◆ Input material:
------
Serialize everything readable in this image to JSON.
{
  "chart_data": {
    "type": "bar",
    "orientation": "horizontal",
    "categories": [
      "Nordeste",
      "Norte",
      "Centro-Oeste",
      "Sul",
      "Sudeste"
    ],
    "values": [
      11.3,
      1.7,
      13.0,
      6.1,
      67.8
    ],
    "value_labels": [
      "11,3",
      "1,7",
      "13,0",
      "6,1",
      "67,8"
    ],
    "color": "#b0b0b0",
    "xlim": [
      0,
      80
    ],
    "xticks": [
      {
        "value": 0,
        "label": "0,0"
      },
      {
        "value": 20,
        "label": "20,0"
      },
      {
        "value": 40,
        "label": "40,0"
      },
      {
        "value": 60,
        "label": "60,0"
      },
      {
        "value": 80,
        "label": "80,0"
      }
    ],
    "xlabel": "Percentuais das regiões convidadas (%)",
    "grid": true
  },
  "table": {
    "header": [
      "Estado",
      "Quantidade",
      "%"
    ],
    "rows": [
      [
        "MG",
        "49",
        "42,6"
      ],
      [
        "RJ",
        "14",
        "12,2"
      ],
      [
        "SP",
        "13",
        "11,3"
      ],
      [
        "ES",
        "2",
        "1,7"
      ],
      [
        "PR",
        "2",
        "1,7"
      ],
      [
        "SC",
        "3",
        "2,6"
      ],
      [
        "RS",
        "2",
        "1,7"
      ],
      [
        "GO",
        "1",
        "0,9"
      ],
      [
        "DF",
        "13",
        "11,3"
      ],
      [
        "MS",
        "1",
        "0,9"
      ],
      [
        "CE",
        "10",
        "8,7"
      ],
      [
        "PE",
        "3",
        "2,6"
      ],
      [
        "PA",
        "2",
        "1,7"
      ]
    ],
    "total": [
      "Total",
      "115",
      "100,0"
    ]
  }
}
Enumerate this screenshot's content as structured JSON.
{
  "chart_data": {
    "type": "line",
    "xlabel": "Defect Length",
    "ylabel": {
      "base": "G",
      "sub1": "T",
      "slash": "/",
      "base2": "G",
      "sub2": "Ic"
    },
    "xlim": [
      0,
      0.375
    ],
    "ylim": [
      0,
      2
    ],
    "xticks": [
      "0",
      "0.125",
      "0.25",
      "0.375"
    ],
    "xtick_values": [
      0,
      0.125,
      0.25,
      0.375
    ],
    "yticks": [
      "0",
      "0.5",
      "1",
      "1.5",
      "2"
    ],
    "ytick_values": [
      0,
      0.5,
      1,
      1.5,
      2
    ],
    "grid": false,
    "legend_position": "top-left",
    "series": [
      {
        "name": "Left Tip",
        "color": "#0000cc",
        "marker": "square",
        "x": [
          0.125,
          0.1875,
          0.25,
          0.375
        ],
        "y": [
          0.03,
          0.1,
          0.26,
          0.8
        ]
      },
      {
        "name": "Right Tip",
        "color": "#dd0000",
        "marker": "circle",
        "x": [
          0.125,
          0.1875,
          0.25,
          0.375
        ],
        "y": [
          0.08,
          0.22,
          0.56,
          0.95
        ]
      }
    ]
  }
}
------
◆ What to produce: Type out all of the material again, word for word.

◆ Solution to the exercise:
Serialize everything readable in this image to JSON.
{
  "chart_data": {
    "type": "bar",
    "orientation": "horizontal",
    "categories": [
      "Nordeste",
      "Norte",
      "Centro-Oeste",
      "Sul",
      "Sudeste"
    ],
    "values": [
      11.3,
      1.7,
      13.0,
      6.1,
      67.8
    ],
    "value_labels": [
      "11,3",
      "1,7",
      "13,0",
      "6,1",
      "67,8"
    ],
    "color": "#b0b0b0",
    "xlim": [
      0,
      80
    ],
    "xticks": [
      {
        "value": 0,
        "label": "0,0"
      },
      {
        "value": 20,
        "label": "20,0"
      },
      {
        "value": 40,
        "label": "40,0"
      },
      {
        "value": 60,
        "label": "60,0"
      },
      {
        "value": 80,
        "label": "80,0"
      }
    ],
    "xlabel": "Percentuais das regiões convidadas (%)",
    "grid": true
  },
  "table": {
    "header": [
      "Estado",
      "Quantidade",
      "%"
    ],
    "rows": [
      [
        "MG",
        "49",
        "42,6"
      ],
      [
        "RJ",
        "14",
        "12,2"
      ],
      [
        "SP",
        "13",
        "11,3"
      ],
      [
        "ES",
        "2",
        "1,7"
      ],
      [
        "PR",
        "2",
        "1,7"
      ],
      [
        "SC",
        "3",
        "2,6"
      ],
      [
        "RS",
        "2",
        "1,7"
      ],
      [
        "GO",
        "1",
        "0,9"
      ],
      [
        "DF",
        "13",
        "11,3"
      ],
      [
        "MS",
        "1",
        "0,9"
      ],
      [
        "CE",
        "10",
        "8,7"
      ],
      [
        "PE",
        "3",
        "2,6"
      ],
      [
        "PA",
        "2",
        "1,7"
      ]
    ],
    "total": [
      "Total",
      "115",
      "100,0"
    ]
  }
}
Enumerate this screenshot's content as structured JSON.
{
  "chart_data": {
    "type": "line",
    "xlabel": "Defect Length",
    "ylabel": {
      "base": "G",
      "sub1": "T",
      "slash": "/",
      "base2": "G",
      "sub2": "Ic"
    },
    "xlim": [
      0,
      0.375
    ],
    "ylim": [
      0,
      2
    ],
    "xticks": [
      "0",
      "0.125",
      "0.25",
      "0.375"
    ],
    "xtick_values": [
      0,
      0.125,
      0.25,
      0.375
    ],
    "yticks": [
      "0",
      "0.5",
      "1",
      "1.5",
      "2"
    ],
    "ytick_values": [
      0,
      0.5,
      1,
      1.5,
      2
    ],
    "grid": false,
    "legend_position": "top-left",
    "series": [
      {
        "name": "Left Tip",
        "color": "#0000cc",
        "marker": "square",
        "x": [
          0.125,
          0.1875,
          0.25,
          0.375
        ],
        "y": [
          0.03,
          0.1,
          0.26,
          0.8
        ]
      },
      {
        "name": "Right Tip",
        "color": "#dd0000",
        "marker": "circle",
        "x": [
          0.125,
          0.1875,
          0.25,
          0.375
        ],
        "y": [
          0.08,
          0.22,
          0.56,
          0.95
        ]
      }
    ]
  }
}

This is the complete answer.